# PROVIDED INFORMATION
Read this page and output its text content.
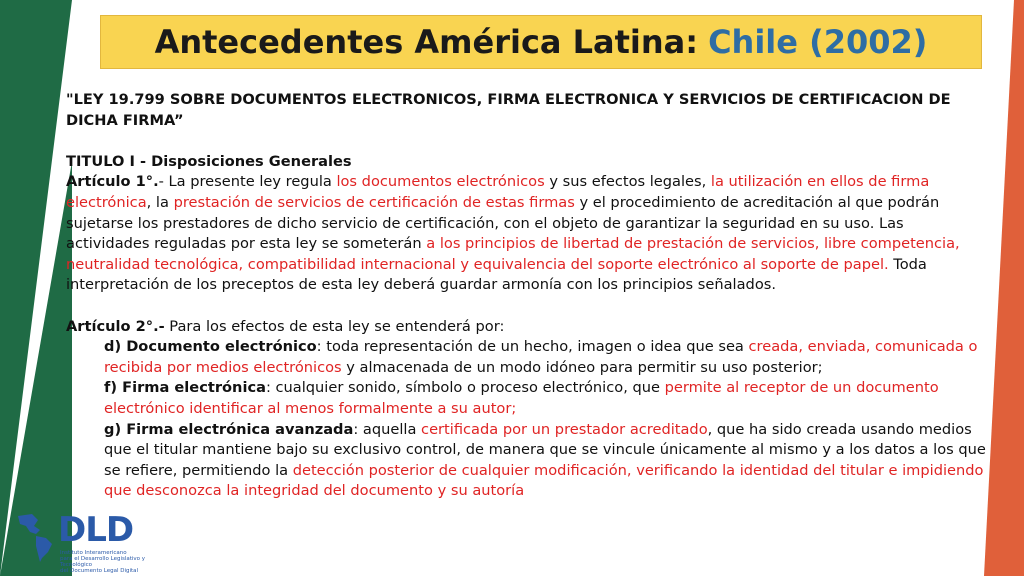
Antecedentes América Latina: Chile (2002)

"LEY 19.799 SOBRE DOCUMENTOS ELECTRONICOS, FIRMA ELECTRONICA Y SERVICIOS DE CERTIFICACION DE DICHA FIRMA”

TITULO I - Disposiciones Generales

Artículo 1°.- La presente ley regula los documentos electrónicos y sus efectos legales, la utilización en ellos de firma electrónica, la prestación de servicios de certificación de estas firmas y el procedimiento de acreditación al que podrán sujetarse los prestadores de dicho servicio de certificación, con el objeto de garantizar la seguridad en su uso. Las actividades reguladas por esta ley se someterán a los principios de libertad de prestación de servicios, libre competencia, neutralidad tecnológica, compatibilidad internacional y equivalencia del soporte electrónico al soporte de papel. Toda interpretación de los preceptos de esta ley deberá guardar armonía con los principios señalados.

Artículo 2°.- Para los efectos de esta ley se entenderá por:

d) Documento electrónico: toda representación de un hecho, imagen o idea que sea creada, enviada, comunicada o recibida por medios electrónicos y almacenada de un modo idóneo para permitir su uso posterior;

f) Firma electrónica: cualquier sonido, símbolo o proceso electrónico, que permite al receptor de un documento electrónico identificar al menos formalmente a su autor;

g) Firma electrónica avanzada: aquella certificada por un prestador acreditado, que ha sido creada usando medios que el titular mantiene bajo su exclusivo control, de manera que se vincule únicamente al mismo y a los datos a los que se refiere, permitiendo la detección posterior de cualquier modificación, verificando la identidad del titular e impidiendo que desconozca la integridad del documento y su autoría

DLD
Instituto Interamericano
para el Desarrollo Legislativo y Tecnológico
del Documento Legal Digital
--
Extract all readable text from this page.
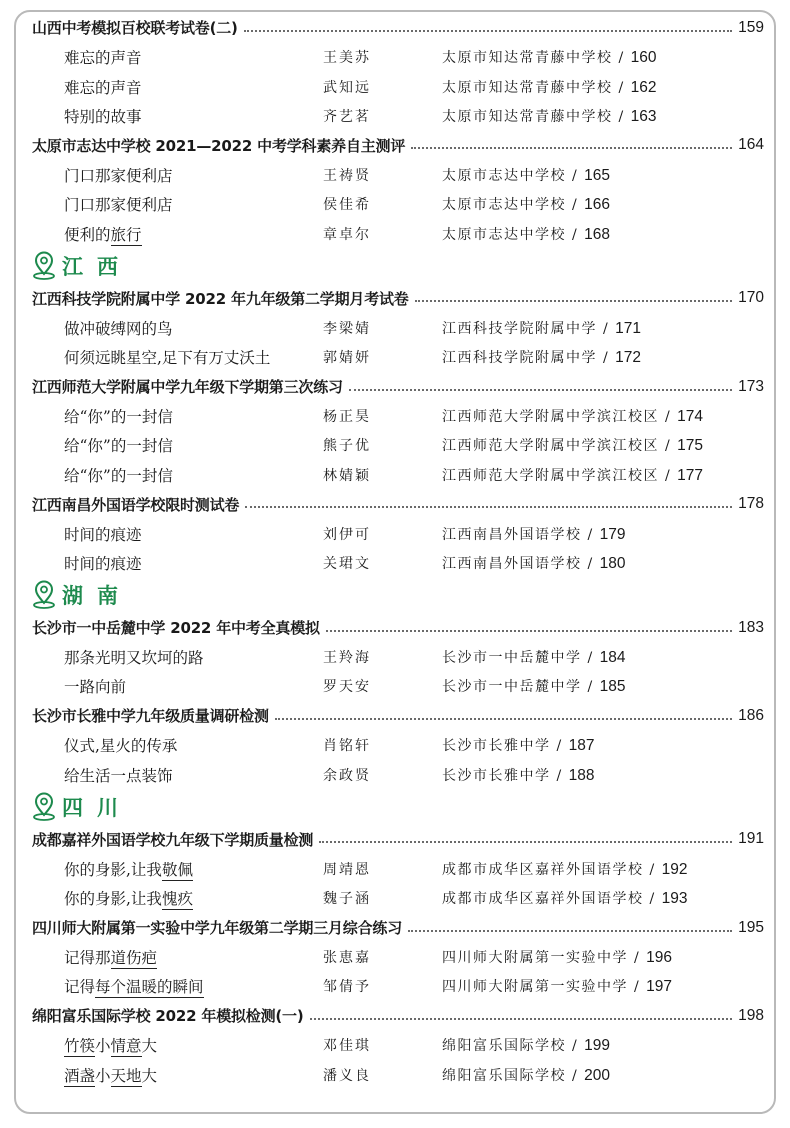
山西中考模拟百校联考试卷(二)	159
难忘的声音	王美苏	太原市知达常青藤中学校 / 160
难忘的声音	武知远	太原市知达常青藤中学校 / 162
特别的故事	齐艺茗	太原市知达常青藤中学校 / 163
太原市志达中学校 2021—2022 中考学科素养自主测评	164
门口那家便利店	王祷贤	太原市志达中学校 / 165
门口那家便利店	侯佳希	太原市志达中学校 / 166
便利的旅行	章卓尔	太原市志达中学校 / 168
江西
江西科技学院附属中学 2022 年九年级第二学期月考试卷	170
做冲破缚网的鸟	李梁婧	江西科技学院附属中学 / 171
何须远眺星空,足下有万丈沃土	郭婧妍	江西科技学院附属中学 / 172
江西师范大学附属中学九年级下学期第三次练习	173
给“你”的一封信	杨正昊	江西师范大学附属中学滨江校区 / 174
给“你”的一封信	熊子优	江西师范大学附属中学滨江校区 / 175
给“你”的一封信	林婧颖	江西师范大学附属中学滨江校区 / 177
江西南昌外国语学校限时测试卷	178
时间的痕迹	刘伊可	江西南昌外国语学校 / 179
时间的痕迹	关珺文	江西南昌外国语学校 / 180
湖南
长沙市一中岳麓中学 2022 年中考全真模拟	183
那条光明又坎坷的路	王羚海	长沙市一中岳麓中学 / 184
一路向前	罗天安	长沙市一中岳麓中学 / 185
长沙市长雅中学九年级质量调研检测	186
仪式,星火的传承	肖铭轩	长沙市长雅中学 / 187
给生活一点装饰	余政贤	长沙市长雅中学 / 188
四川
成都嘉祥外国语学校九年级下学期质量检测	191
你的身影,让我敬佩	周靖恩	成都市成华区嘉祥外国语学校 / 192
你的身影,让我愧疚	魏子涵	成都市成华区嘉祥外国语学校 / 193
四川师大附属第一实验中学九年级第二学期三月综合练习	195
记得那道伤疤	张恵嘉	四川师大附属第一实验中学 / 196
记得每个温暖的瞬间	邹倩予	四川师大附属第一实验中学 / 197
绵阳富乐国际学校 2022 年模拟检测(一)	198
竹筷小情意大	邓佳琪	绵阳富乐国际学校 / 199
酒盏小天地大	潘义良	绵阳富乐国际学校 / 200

# DIRECTIONS
What is the number of lines containing "太原市知达常青藤中学校"? Give that number only.

# EXERCISE OUTPUT
3